* EXERCISE AIM
Provide nothing beyond the count of lines that include the string "State".

* INFORMATION PROVIDED

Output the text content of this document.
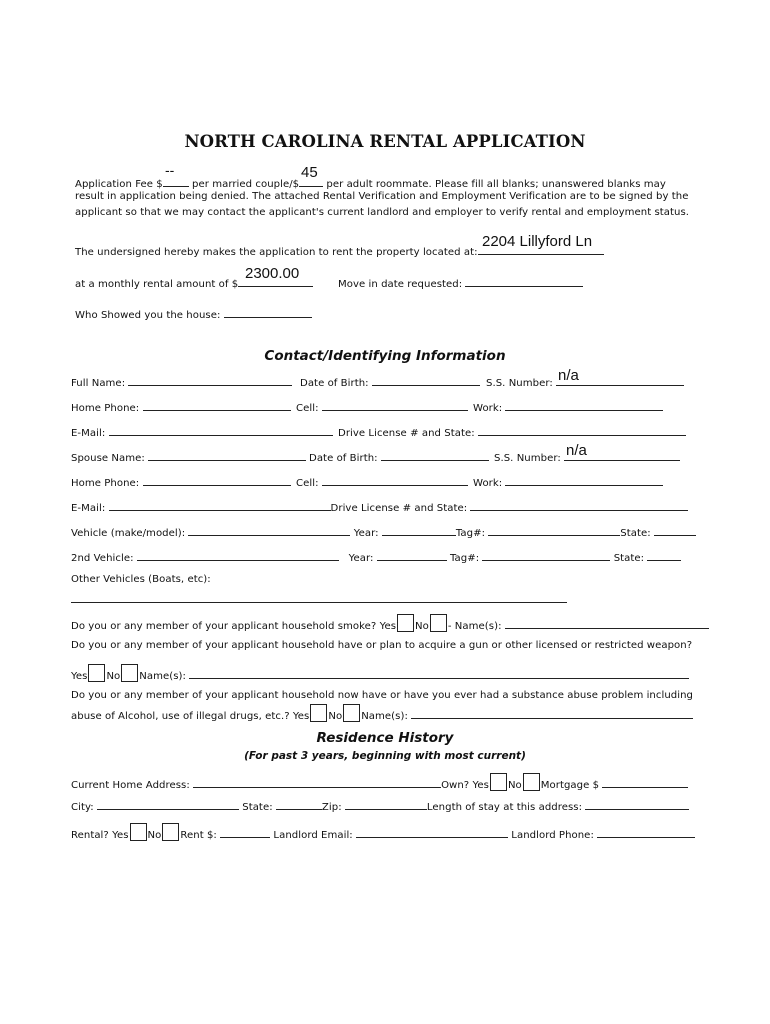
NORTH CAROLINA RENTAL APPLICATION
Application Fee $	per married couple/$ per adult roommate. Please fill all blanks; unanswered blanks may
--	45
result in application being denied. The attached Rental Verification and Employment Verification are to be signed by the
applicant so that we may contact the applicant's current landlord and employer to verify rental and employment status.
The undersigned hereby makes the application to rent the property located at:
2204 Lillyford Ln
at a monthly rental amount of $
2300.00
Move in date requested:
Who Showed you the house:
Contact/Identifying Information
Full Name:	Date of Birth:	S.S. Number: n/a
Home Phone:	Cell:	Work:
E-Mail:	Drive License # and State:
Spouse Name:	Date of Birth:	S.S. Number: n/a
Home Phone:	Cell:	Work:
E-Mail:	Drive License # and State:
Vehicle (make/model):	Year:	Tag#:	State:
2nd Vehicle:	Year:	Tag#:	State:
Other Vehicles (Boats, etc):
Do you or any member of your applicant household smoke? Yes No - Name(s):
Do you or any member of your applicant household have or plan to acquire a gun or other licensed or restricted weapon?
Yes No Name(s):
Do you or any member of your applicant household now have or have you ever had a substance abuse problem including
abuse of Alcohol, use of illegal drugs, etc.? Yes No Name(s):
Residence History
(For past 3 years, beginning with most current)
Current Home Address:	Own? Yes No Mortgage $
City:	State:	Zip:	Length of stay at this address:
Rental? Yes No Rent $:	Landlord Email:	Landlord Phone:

* * *

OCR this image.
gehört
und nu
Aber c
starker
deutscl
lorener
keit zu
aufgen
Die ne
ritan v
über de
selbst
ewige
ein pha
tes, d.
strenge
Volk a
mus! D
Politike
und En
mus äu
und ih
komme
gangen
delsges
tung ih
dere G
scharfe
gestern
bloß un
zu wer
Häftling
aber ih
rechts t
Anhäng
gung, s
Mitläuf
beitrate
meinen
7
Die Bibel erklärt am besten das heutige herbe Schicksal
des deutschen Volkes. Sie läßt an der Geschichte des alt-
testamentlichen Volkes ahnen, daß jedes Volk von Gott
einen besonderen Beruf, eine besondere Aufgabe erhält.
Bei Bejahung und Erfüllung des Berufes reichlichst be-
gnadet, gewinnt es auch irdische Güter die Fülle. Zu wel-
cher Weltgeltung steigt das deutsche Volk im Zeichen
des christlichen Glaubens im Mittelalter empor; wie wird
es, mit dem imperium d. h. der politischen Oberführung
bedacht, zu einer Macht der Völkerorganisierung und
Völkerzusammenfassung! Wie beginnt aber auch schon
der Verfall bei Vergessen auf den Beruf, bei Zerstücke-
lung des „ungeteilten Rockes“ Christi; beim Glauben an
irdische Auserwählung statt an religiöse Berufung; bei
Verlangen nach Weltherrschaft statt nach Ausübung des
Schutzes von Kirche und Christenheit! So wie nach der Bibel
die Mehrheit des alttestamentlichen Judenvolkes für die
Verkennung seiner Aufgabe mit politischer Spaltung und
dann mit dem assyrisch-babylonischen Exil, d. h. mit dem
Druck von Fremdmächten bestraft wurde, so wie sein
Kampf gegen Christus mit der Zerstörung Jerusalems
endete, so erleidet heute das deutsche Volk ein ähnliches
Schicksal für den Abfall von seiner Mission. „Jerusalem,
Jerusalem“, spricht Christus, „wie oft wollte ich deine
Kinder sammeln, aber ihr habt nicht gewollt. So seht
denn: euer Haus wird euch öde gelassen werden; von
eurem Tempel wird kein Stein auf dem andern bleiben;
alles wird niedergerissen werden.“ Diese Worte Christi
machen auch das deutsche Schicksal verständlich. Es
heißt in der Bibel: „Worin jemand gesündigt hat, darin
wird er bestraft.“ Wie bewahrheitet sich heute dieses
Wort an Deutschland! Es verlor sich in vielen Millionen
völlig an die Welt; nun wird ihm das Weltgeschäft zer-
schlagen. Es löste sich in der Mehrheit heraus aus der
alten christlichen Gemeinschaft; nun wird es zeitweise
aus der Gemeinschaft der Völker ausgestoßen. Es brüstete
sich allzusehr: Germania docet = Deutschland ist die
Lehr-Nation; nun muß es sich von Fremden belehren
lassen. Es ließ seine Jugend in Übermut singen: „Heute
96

* TASK RESULT
5